Identify the lines holding "Impressions" and copy them.

★ ★ ★

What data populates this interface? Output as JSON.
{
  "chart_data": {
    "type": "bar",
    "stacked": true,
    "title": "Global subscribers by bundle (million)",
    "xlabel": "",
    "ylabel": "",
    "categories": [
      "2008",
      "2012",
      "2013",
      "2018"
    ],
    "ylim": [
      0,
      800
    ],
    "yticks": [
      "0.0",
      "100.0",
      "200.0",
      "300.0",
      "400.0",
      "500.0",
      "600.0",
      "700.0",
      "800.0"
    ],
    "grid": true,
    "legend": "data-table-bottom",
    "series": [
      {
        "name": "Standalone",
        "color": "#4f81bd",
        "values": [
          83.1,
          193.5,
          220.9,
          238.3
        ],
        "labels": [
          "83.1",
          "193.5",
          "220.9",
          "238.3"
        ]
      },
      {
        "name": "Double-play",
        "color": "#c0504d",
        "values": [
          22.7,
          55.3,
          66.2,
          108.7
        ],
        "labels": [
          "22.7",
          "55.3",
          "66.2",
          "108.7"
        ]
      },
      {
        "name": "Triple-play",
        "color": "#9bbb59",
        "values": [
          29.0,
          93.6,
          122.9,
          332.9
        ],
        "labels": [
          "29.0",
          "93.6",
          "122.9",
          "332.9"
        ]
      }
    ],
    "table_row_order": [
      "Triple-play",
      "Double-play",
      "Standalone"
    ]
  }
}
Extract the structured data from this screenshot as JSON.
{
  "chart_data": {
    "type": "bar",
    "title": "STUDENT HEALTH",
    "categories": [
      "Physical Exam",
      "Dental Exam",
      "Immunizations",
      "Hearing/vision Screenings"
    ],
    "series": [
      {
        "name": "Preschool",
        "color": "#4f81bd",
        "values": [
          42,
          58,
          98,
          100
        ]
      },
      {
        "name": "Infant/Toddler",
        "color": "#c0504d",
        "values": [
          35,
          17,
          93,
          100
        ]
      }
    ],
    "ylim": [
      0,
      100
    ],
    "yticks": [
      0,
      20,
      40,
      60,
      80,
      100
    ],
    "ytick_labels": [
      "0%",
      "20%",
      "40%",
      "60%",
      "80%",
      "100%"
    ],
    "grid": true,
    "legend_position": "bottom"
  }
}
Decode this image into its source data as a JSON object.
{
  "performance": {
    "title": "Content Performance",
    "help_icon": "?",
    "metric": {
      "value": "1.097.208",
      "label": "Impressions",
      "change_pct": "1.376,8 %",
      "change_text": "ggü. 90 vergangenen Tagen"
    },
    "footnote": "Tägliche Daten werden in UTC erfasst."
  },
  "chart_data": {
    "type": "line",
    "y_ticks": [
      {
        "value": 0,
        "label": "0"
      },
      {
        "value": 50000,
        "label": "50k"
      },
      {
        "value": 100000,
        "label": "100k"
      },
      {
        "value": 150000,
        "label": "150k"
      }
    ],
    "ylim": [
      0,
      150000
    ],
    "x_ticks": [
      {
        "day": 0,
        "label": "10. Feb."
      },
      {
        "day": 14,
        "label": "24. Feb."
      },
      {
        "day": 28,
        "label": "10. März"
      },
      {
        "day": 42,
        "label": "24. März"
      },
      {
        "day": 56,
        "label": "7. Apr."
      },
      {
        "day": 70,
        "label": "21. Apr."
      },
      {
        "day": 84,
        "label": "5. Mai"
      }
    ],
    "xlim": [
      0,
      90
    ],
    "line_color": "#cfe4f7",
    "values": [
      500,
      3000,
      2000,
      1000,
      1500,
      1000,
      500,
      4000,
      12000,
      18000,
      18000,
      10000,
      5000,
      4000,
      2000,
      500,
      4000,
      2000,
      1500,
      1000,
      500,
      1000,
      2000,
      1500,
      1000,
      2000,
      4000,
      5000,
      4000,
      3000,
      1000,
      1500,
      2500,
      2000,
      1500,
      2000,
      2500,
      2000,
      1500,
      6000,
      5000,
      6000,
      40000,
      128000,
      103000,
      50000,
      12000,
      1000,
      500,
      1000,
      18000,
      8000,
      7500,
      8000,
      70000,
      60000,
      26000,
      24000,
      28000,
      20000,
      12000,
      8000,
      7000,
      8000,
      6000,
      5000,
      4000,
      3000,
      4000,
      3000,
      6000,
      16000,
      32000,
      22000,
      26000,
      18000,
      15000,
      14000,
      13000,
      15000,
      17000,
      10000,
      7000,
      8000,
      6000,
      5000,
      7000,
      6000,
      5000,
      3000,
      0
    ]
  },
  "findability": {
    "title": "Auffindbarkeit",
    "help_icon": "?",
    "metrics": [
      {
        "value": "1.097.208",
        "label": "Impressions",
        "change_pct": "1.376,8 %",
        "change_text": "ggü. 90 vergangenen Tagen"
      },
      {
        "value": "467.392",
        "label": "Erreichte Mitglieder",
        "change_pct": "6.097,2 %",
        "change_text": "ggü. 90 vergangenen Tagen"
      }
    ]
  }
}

★ ★ ★

Finished task:
      "label": "Impressions",
        "label": "Impressions",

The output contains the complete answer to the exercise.